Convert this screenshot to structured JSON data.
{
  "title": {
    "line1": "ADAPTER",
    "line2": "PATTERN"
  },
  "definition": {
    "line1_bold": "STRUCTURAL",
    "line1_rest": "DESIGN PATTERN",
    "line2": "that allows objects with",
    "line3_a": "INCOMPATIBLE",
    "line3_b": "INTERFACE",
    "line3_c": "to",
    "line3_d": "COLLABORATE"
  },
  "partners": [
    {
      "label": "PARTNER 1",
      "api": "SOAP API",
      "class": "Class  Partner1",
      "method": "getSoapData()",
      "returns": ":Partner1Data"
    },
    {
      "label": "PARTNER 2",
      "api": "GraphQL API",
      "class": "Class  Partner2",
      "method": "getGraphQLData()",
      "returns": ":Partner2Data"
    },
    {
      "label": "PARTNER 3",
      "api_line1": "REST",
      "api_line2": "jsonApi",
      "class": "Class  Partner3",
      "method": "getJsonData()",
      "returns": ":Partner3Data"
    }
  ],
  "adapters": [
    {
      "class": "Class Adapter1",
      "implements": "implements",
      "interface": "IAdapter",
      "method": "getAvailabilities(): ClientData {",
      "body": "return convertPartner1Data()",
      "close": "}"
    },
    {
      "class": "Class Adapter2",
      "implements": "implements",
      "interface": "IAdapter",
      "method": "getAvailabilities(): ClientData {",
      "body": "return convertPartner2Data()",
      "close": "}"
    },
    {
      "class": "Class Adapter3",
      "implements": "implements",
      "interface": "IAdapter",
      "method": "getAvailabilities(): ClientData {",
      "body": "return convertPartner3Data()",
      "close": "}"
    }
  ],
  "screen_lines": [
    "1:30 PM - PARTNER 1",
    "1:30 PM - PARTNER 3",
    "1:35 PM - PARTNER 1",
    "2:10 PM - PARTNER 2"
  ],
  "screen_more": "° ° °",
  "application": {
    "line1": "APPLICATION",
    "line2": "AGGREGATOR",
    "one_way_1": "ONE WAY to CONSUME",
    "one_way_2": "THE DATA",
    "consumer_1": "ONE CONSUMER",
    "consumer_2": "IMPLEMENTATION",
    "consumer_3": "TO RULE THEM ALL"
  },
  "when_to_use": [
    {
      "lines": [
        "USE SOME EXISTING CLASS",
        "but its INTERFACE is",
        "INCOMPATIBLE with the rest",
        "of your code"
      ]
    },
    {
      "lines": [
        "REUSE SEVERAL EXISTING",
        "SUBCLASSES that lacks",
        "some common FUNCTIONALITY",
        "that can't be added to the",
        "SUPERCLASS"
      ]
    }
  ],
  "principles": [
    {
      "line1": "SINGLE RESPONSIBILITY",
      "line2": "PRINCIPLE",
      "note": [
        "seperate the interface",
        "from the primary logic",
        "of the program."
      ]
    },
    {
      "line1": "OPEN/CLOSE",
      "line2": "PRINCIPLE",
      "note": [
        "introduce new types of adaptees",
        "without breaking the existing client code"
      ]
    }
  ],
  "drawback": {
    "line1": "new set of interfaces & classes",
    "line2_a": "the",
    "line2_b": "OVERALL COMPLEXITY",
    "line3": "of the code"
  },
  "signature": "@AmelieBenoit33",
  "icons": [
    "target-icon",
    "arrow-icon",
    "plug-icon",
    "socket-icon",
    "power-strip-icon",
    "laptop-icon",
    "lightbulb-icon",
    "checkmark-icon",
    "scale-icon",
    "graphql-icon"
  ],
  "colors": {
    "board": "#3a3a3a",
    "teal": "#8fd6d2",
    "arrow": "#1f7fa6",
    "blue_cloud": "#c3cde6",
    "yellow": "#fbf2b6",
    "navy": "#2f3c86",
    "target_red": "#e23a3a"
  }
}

####

Write out the complete set of records exactly as given.

• Finished task:
Convert this screenshot to structured JSON data.
{
  "title": {
    "line1": "ADAPTER",
    "line2": "PATTERN"
  },
  "definition": {
    "line1_bold": "STRUCTURAL",
    "line1_rest": "DESIGN PATTERN",
    "line2": "that allows objects with",
    "line3_a": "INCOMPATIBLE",
    "line3_b": "INTERFACE",
    "line3_c": "to",
    "line3_d": "COLLABORATE"
  },
  "partners": [
    {
      "label": "PARTNER 1",
      "api": "SOAP API",
      "class": "Class  Partner1",
      "method": "getSoapData()",
      "returns": ":Partner1Data"
    },
    {
      "label": "PARTNER 2",
      "api": "GraphQL API",
      "class": "Class  Partner2",
      "method": "getGraphQLData()",
      "returns": ":Partner2Data"
    },
    {
      "label": "PARTNER 3",
      "api_line1": "REST",
      "api_line2": "jsonApi",
      "class": "Class  Partner3",
      "method": "getJsonData()",
      "returns": ":Partner3Data"
    }
  ],
  "adapters": [
    {
      "class": "Class Adapter1",
      "implements": "implements",
      "interface": "IAdapter",
      "method": "getAvailabilities(): ClientData {",
      "body": "return convertPartner1Data()",
      "close": "}"
    },
    {
      "class": "Class Adapter2",
      "implements": "implements",
      "interface": "IAdapter",
      "method": "getAvailabilities(): ClientData {",
      "body": "return convertPartner2Data()",
      "close": "}"
    },
    {
      "class": "Class Adapter3",
      "implements": "implements",
      "interface": "IAdapter",
      "method": "getAvailabilities(): ClientData {",
      "body": "return convertPartner3Data()",
      "close": "}"
    }
  ],
  "screen_lines": [
    "1:30 PM - PARTNER 1",
    "1:30 PM - PARTNER 3",
    "1:35 PM - PARTNER 1",
    "2:10 PM - PARTNER 2"
  ],
  "screen_more": "° ° °",
  "application": {
    "line1": "APPLICATION",
    "line2": "AGGREGATOR",
    "one_way_1": "ONE WAY to CONSUME",
    "one_way_2": "THE DATA",
    "consumer_1": "ONE CONSUMER",
    "consumer_2": "IMPLEMENTATION",
    "consumer_3": "TO RULE THEM ALL"
  },
  "when_to_use": [
    {
      "lines": [
        "USE SOME EXISTING CLASS",
        "but its INTERFACE is",
        "INCOMPATIBLE with the rest",
        "of your code"
      ]
    },
    {
      "lines": [
        "REUSE SEVERAL EXISTING",
        "SUBCLASSES that lacks",
        "some common FUNCTIONALITY",
        "that can't be added to the",
        "SUPERCLASS"
      ]
    }
  ],
  "principles": [
    {
      "line1": "SINGLE RESPONSIBILITY",
      "line2": "PRINCIPLE",
      "note": [
        "seperate the interface",
        "from the primary logic",
        "of the program."
      ]
    },
    {
      "line1": "OPEN/CLOSE",
      "line2": "PRINCIPLE",
      "note": [
        "introduce new types of adaptees",
        "without breaking the existing client code"
      ]
    }
  ],
  "drawback": {
    "line1": "new set of interfaces & classes",
    "line2_a": "the",
    "line2_b": "OVERALL COMPLEXITY",
    "line3": "of the code"
  },
  "signature": "@AmelieBenoit33",
  "icons": [
    "target-icon",
    "arrow-icon",
    "plug-icon",
    "socket-icon",
    "power-strip-icon",
    "laptop-icon",
    "lightbulb-icon",
    "checkmark-icon",
    "scale-icon",
    "graphql-icon"
  ],
  "colors": {
    "board": "#3a3a3a",
    "teal": "#8fd6d2",
    "arrow": "#1f7fa6",
    "blue_cloud": "#c3cde6",
    "yellow": "#fbf2b6",
    "navy": "#2f3c86",
    "target_red": "#e23a3a"
  }
}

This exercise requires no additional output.